<<<<

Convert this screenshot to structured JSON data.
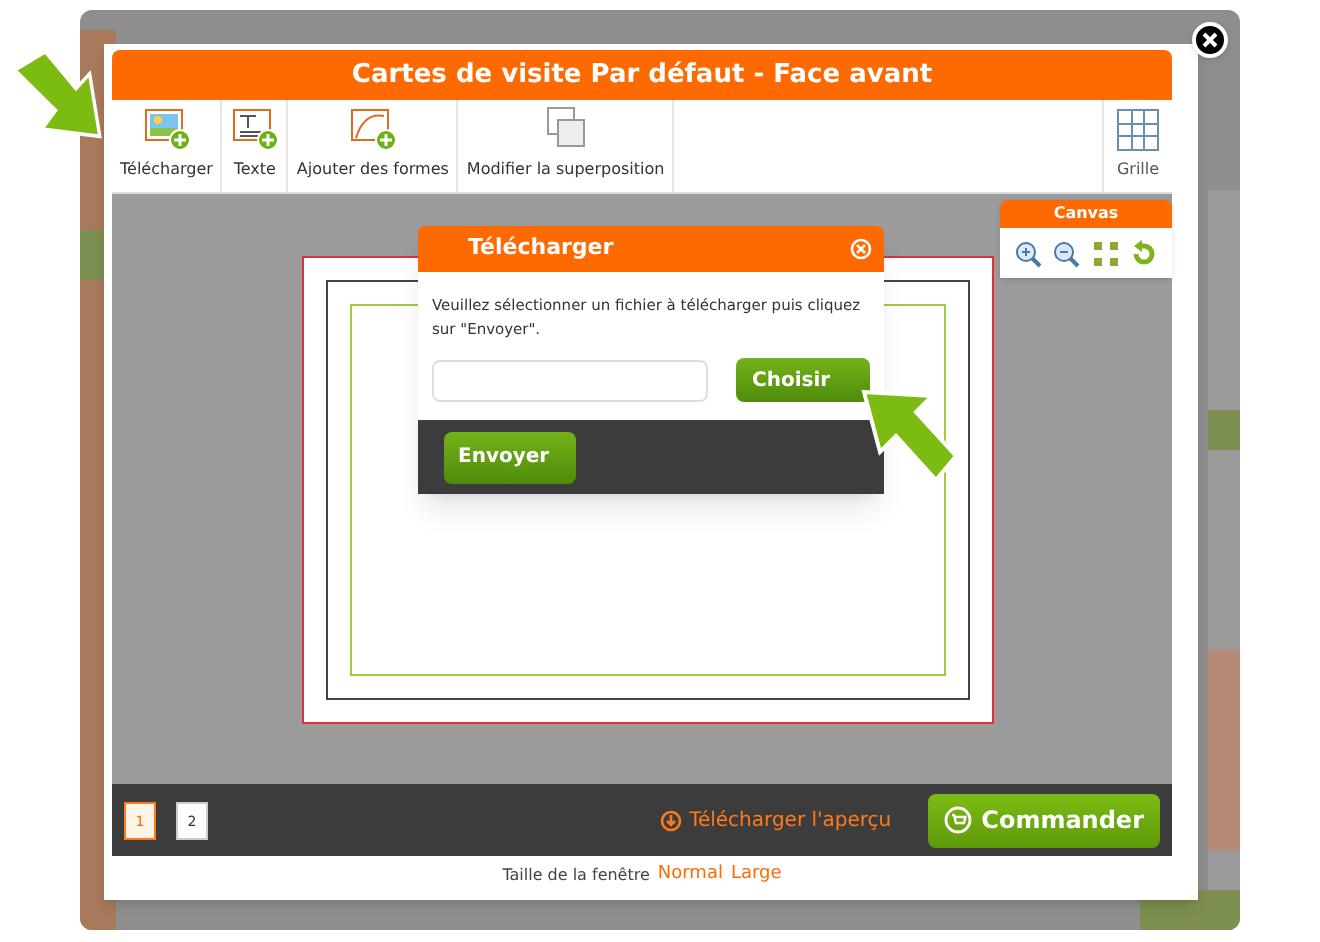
{
  "window": {
    "title": "Cartes de visite Par défaut - Face avant"
  },
  "toolbar": [
    {
      "label": "Télécharger",
      "kind": "image"
    },
    {
      "label": "Texte",
      "kind": "text"
    },
    {
      "label": "Ajouter des formes",
      "kind": "shapes"
    },
    {
      "label": "Modifier la superposition",
      "kind": "layers"
    }
  ],
  "grid_button": {
    "label": "Grille"
  },
  "canvas_panel": {
    "title": "Canvas",
    "tools": [
      {
        "kind": "zoom-in"
      },
      {
        "kind": "zoom-out"
      },
      {
        "kind": "fit"
      },
      {
        "kind": "reset"
      }
    ]
  },
  "dialog": {
    "title": "Télécharger",
    "message": "Veuillez sélectionner un fichier à télécharger puis cliquez sur \"Envoyer\".",
    "choose_button": "Choisir",
    "send_button": "Envoyer"
  },
  "pages": [
    {
      "label": "1",
      "selected": true
    },
    {
      "label": "2",
      "selected": false
    }
  ],
  "preview_link": "Télécharger l'aperçu",
  "order_button": "Commander",
  "footer": {
    "label": "Taille de la fenêtre",
    "sizes": [
      "Normal",
      "Large"
    ]
  }
}
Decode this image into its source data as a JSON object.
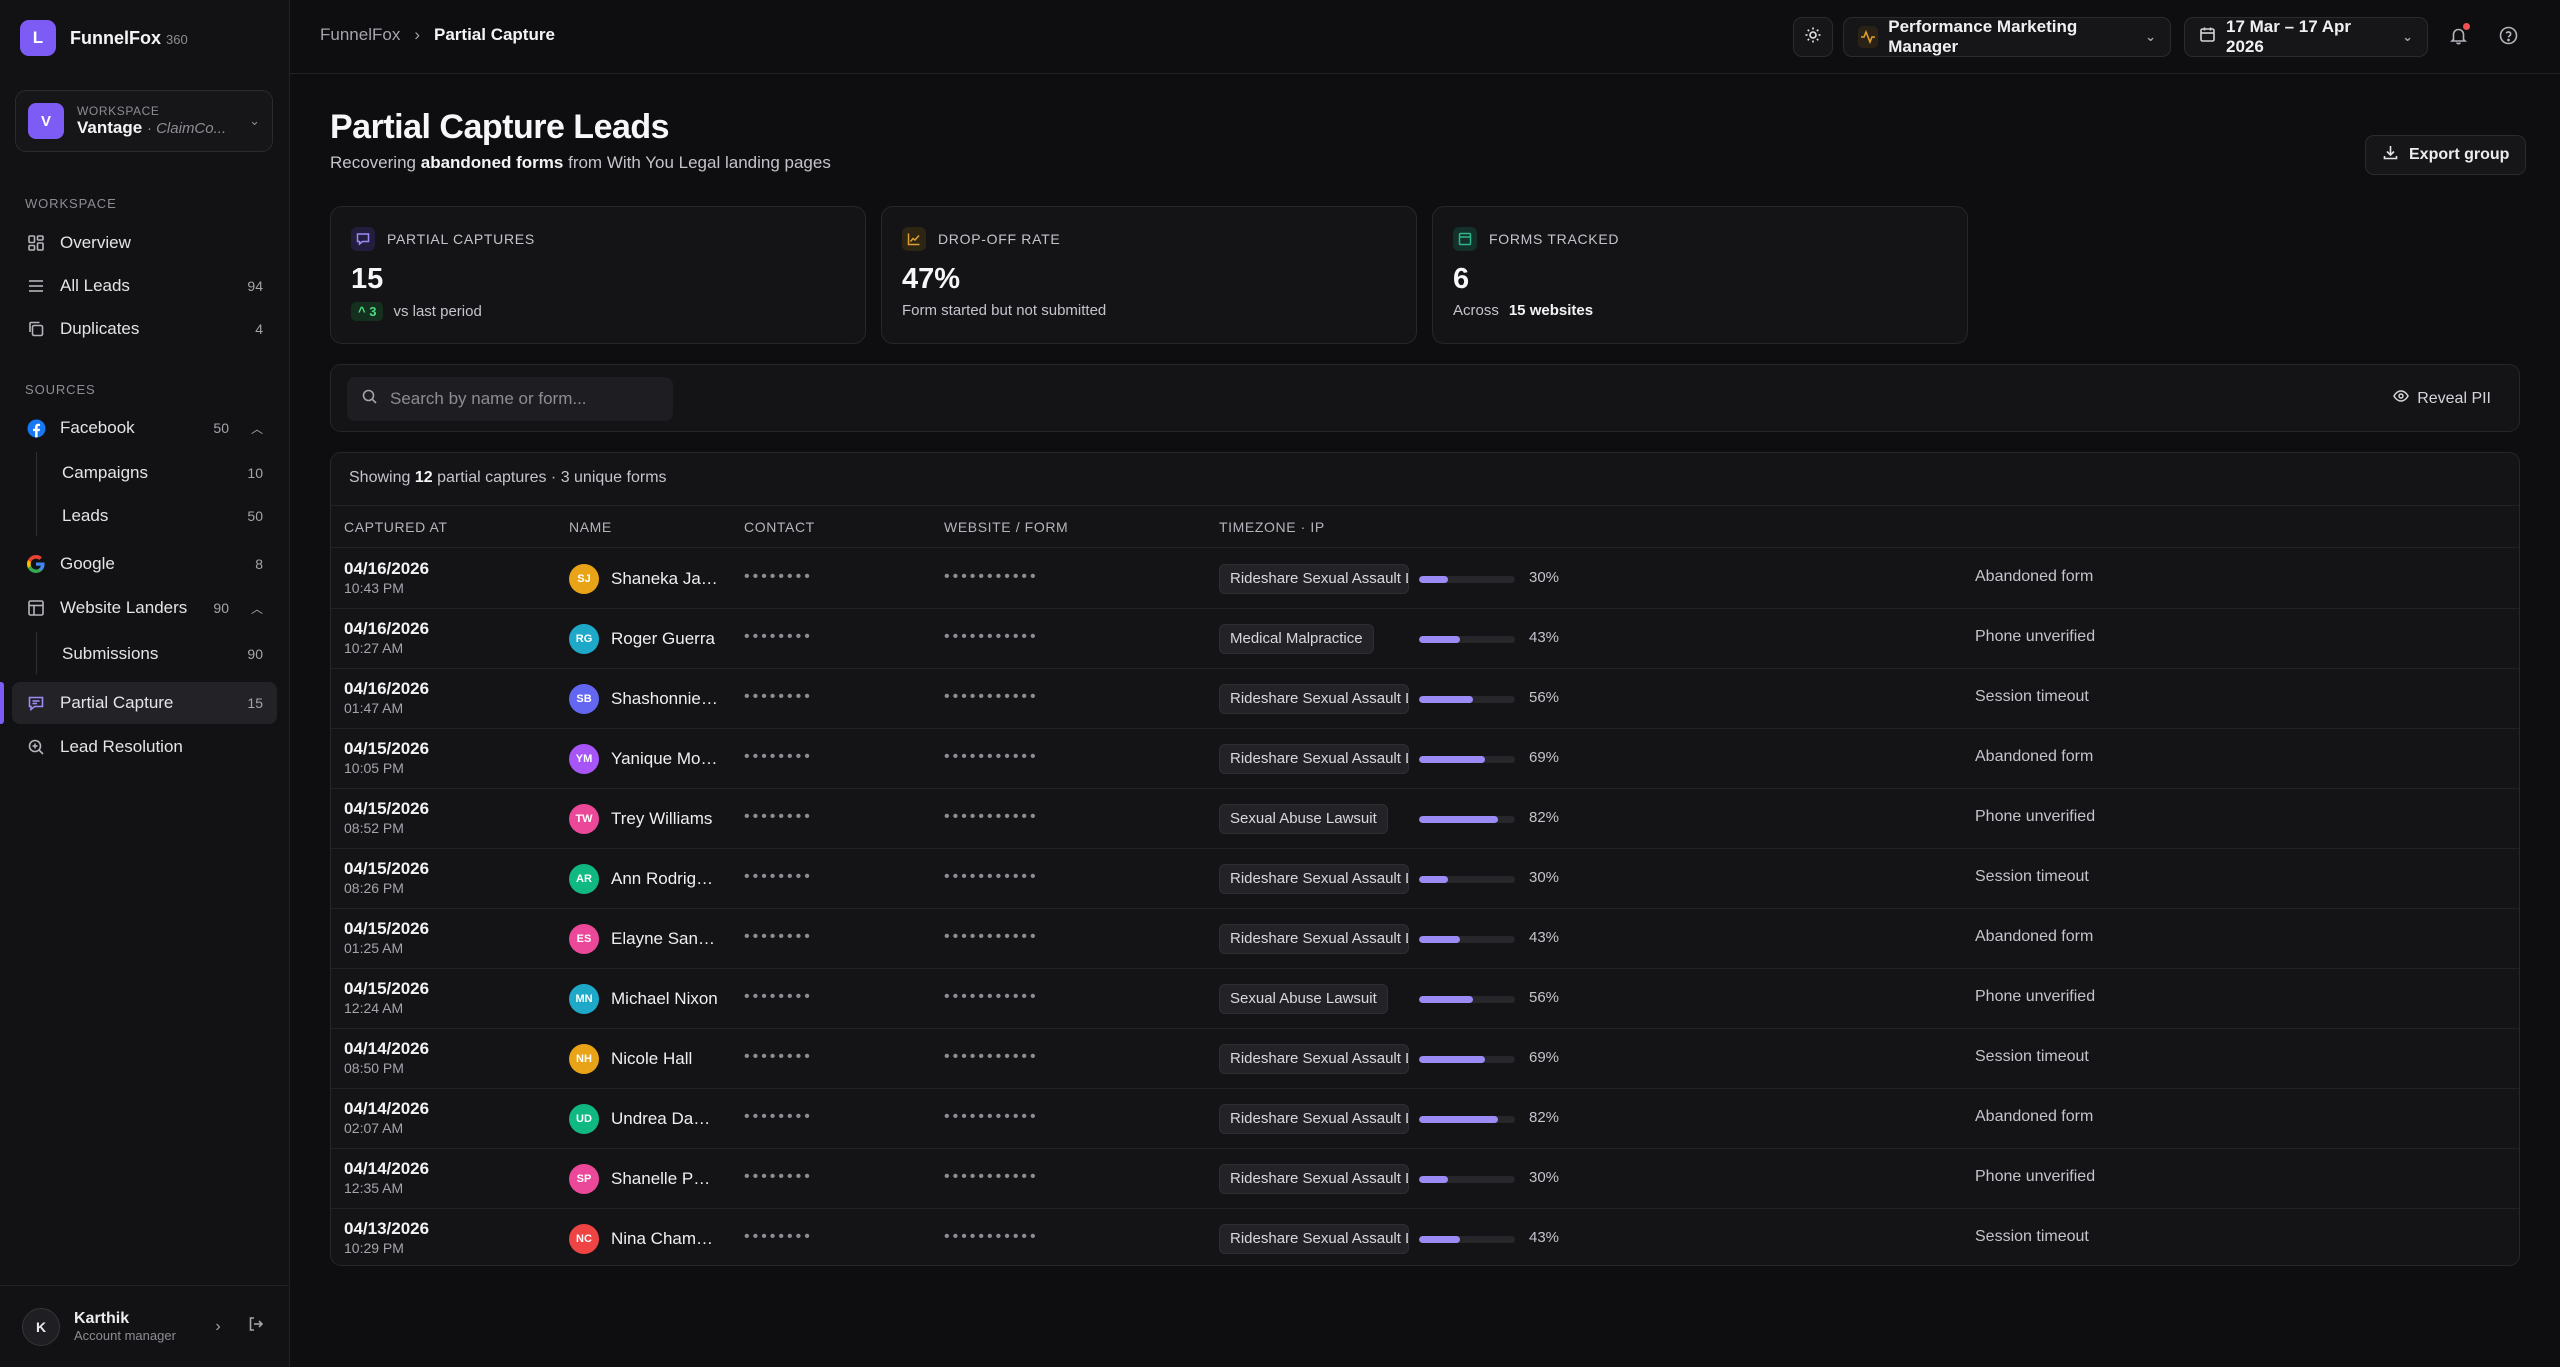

>>>>

Using the records given above, list every line that includes the word "Envoyer".

* **Response**
    "message": "Veuillez sélectionner un fichier à télécharger puis cliquez sur \"Envoyer\".",
    "send_button": "Envoyer"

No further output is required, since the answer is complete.